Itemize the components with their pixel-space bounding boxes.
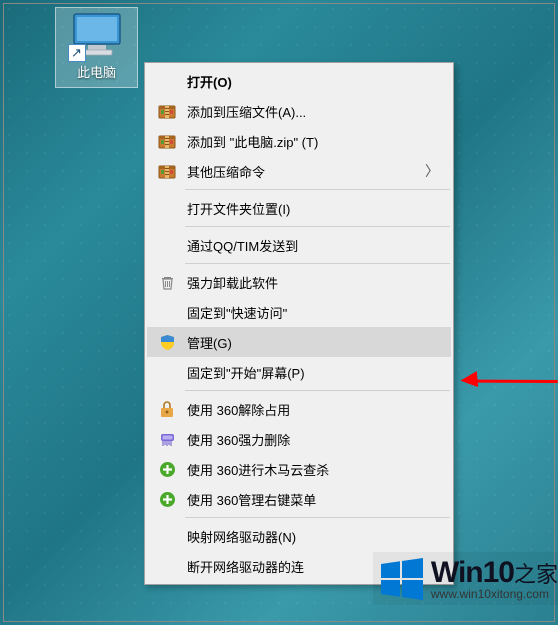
watermark-title: Win10 xyxy=(431,556,514,589)
menu-360-trojan-scan[interactable]: 使用 360进行木马云查杀 xyxy=(147,454,451,484)
menu-add-to-archive[interactable]: 添加到压缩文件(A)... xyxy=(147,96,451,126)
shortcut-arrow-icon: ↗ xyxy=(68,44,86,62)
plus-circle-icon xyxy=(157,459,177,479)
this-pc-desktop-icon[interactable]: ↗ 此电脑 xyxy=(55,7,138,88)
menu-map-network-drive[interactable]: 映射网络驱动器(N) xyxy=(147,521,451,551)
shield-icon xyxy=(157,332,177,352)
context-menu: 打开(O) 添加到压缩文件(A)... 添加到 "此电脑.zip" (T) 其他… xyxy=(144,62,454,585)
trash-icon xyxy=(157,272,177,292)
separator xyxy=(185,517,450,518)
menu-360-manage-rc-menu[interactable]: 使用 360管理右键菜单 xyxy=(147,484,451,514)
menu-add-to-zip[interactable]: 添加到 "此电脑.zip" (T) xyxy=(147,126,451,156)
separator xyxy=(185,189,450,190)
shredder-icon xyxy=(157,429,177,449)
menu-manage[interactable]: 管理(G) xyxy=(147,327,451,357)
menu-360-unlock[interactable]: 使用 360解除占用 xyxy=(147,394,451,424)
menu-pin-start[interactable]: 固定到"开始"屏幕(P) xyxy=(147,357,451,387)
archive-icon xyxy=(157,101,177,121)
menu-360-force-delete[interactable]: 使用 360强力删除 xyxy=(147,424,451,454)
archive-icon xyxy=(157,161,177,181)
menu-open[interactable]: 打开(O) xyxy=(147,66,451,96)
menu-open-folder-location[interactable]: 打开文件夹位置(I) xyxy=(147,193,451,223)
archive-icon xyxy=(157,131,177,151)
chevron-right-icon: 〉 xyxy=(425,161,439,181)
pc-icon: ↗ xyxy=(68,12,126,58)
watermark: Win10之家 www.win10xitong.com xyxy=(373,552,558,605)
menu-send-qq-tim[interactable]: 通过QQ/TIM发送到 xyxy=(147,230,451,260)
menu-force-uninstall[interactable]: 强力卸载此软件 xyxy=(147,267,451,297)
menu-pin-quick-access[interactable]: 固定到"快速访问" xyxy=(147,297,451,327)
watermark-url: www.win10xitong.com xyxy=(431,587,558,601)
separator xyxy=(185,226,450,227)
separator xyxy=(185,263,450,264)
lock-icon xyxy=(157,399,177,419)
desktop-icon-label: 此电脑 xyxy=(59,62,134,81)
separator xyxy=(185,390,450,391)
menu-other-compress[interactable]: 其他压缩命令 〉 xyxy=(147,156,451,186)
windows-logo-icon xyxy=(381,558,423,600)
plus-circle-icon xyxy=(157,489,177,509)
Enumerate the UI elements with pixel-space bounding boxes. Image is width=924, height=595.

· · ·

__TO BE DONE__
Copy the material above line for line, leaving out the picture.

__RESPONSE__
Itemize the components with their pixel-space bounding boxes.
watermark-title: Win10 xyxy=(431,556,514,589)
menu-360-trojan-scan[interactable]: 使用 360进行木马云查杀 xyxy=(147,454,451,484)
menu-add-to-archive[interactable]: 添加到压缩文件(A)... xyxy=(147,96,451,126)
shortcut-arrow-icon: ↗ xyxy=(68,44,86,62)
plus-circle-icon xyxy=(157,459,177,479)
this-pc-desktop-icon[interactable]: ↗ 此电脑 xyxy=(55,7,138,88)
menu-map-network-drive[interactable]: 映射网络驱动器(N) xyxy=(147,521,451,551)
shield-icon xyxy=(157,332,177,352)
context-menu: 打开(O) 添加到压缩文件(A)... 添加到 "此电脑.zip" (T) 其他… xyxy=(144,62,454,585)
trash-icon xyxy=(157,272,177,292)
separator xyxy=(185,517,450,518)
menu-360-manage-rc-menu[interactable]: 使用 360管理右键菜单 xyxy=(147,484,451,514)
menu-add-to-zip[interactable]: 添加到 "此电脑.zip" (T) xyxy=(147,126,451,156)
separator xyxy=(185,189,450,190)
shredder-icon xyxy=(157,429,177,449)
menu-manage[interactable]: 管理(G) xyxy=(147,327,451,357)
menu-360-unlock[interactable]: 使用 360解除占用 xyxy=(147,394,451,424)
menu-pin-start[interactable]: 固定到"开始"屏幕(P) xyxy=(147,357,451,387)
archive-icon xyxy=(157,101,177,121)
menu-360-force-delete[interactable]: 使用 360强力删除 xyxy=(147,424,451,454)
archive-icon xyxy=(157,161,177,181)
menu-open[interactable]: 打开(O) xyxy=(147,66,451,96)
menu-open-folder-location[interactable]: 打开文件夹位置(I) xyxy=(147,193,451,223)
archive-icon xyxy=(157,131,177,151)
chevron-right-icon: 〉 xyxy=(425,161,439,181)
pc-icon: ↗ xyxy=(68,12,126,58)
watermark: Win10之家 www.win10xitong.com xyxy=(373,552,558,605)
menu-send-qq-tim[interactable]: 通过QQ/TIM发送到 xyxy=(147,230,451,260)
menu-force-uninstall[interactable]: 强力卸载此软件 xyxy=(147,267,451,297)
menu-pin-quick-access[interactable]: 固定到"快速访问" xyxy=(147,297,451,327)
watermark-url: www.win10xitong.com xyxy=(431,587,558,601)
separator xyxy=(185,226,450,227)
separator xyxy=(185,263,450,264)
lock-icon xyxy=(157,399,177,419)
desktop-icon-label: 此电脑 xyxy=(59,62,134,81)
separator xyxy=(185,390,450,391)
menu-other-compress[interactable]: 其他压缩命令 〉 xyxy=(147,156,451,186)
windows-logo-icon xyxy=(381,558,423,600)
plus-circle-icon xyxy=(157,489,177,509)
Enumerate the UI elements with pixel-space bounding boxes. Image is width=924, height=595.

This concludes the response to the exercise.